____ PAGE EXTRACT
As part of the 2006 National Hosta Association annual convention in Philadelphia, WynEden was included in a tour of the best private Hosta gardens in the area.  In preparation for this event, I took it upon myself to document photographically all of the gardens included on the tour.  These still photos were subsequently turned into a video with motion and music added. Later when, as President of the local chapter of the NHA, I was asked to speak to area garden clubs about Hostas, I decided to distill my visits to these gardens into a presentation on the esthetics of designing a Hosta garden.  This is not another catalogue of a Hostaphiles’ favorite Hostas, but rather an attempt to show how Hostas can be used in the garden to create striking plant combinations and illustrates the same principles of garden design outlined in my presentation entitled “Understanding Gardens: Towards a Semiotics of  the Garden.”  

The Essential Aesthetic Considerations for Garden Photography

Designed for the casual garden photographer, this presentation briefly reviews the technical issues associated  with digital photography and then shifts to a more in depth discussion about what makes a garden photo work.  This discussion begins with slides illustrating the different ways in which light impacts a garden photo, then moves on to cover the three basic types of garden photos:  close-ups, vignettes and landscape portraits.  Each type is illustrated with numerous garden photos and a discussion about what gives each photo it’s unique appeal with an emphasis on how one can translate some basic principles of aesthetics into the creation of his or her own gallery of beautiful garden photos.
________
____ DATASET EXCERPT
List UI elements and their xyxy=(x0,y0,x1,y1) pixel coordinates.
________
→ WORK TO DO
Can you transcribe the whole Hosta presentations text word for word? Work only from the Hosta presentations text and set the data aside.

→ SOLUTION
As part of the 2006 National Hosta Association annual convention in Philadelphia, WynEden was included in a tour of the best private Hosta gardens in the area.  In preparation for this event, I took it upon myself to document photographically all of the gardens included on the tour.  These still photos were subsequently turned into a video with motion and music added. Later when, as President of the local chapter of the NHA, I was asked to speak to area garden clubs about Hostas, I decided to distill my visits to these gardens into a presentation on the esthetics of designing a Hosta garden.  This is not another catalogue of a Hostaphiles’ favorite Hostas, but rather an attempt to show how Hostas can be used in the garden to create striking plant combinations and illustrates the same principles of garden design outlined in my presentation entitled “Understanding Gardens: Towards a Semiotics of  the Garden.”  

The Essential Aesthetic Considerations for Garden Photography

Designed for the casual garden photographer, this presentation briefly reviews the technical issues associated  with digital photography and then shifts to a more in depth discussion about what makes a garden photo work.  This discussion begins with slides illustrating the different ways in which light impacts a garden photo, then moves on to cover the three basic types of garden photos:  close-ups, vignettes and landscape portraits.  Each type is illustrated with numerous garden photos and a discussion about what gives each photo it’s unique appeal with an emphasis on how one can translate some basic principles of aesthetics into the creation of his or her own gallery of beautiful garden photos.